____ AVAILABLE DATA

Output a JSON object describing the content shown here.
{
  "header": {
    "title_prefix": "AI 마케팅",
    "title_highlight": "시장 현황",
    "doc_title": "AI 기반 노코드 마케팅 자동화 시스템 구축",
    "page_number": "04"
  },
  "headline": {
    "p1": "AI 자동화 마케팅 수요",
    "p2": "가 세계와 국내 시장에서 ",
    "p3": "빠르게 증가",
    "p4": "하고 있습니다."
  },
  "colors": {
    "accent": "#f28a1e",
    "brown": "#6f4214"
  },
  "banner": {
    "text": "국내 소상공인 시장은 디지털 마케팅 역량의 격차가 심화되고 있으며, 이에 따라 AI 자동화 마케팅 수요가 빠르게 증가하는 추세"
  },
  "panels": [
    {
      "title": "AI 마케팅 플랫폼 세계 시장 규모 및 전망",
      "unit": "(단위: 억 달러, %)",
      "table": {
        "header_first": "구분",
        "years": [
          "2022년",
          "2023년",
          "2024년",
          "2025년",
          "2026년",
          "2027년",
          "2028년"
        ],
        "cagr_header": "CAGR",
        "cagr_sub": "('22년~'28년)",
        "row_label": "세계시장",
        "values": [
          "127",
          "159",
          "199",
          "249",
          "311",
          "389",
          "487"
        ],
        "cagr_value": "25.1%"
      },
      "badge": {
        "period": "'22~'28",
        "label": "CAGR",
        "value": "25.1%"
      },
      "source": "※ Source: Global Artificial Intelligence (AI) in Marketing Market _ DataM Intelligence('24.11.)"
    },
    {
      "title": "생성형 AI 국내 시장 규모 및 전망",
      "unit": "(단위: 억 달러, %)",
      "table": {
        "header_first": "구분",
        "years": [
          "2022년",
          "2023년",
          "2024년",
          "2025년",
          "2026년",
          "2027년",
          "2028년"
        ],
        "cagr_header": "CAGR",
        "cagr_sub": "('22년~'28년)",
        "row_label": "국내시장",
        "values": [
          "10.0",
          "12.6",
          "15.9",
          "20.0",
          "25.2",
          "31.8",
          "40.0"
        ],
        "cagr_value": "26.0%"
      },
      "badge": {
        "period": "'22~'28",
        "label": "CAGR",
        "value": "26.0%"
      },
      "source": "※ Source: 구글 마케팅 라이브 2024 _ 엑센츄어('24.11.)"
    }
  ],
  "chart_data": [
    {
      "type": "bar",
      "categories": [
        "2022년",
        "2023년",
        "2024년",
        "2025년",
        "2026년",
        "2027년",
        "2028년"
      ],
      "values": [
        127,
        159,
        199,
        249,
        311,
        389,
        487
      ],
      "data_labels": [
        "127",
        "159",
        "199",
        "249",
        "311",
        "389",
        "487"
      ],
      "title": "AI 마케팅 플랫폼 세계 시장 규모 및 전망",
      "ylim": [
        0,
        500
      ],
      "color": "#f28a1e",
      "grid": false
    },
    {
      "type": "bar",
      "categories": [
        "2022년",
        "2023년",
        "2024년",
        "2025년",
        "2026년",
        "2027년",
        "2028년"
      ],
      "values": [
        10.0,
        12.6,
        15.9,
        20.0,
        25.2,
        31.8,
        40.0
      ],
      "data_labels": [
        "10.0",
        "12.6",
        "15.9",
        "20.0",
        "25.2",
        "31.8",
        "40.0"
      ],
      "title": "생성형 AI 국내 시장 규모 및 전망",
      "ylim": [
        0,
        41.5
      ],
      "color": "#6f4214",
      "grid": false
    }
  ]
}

________

GIVEN REQUEST:
Report all lines of the data above that include the string "Source".

RESULT FOR THIS EXERCISE:
      "source": "※ Source: Global Artificial Intelligence (AI) in Marketing Market _ DataM Intelligence('24.11.)"
      "source": "※ Source: 구글 마케팅 라이브 2024 _ 엑센츄어('24.11.)"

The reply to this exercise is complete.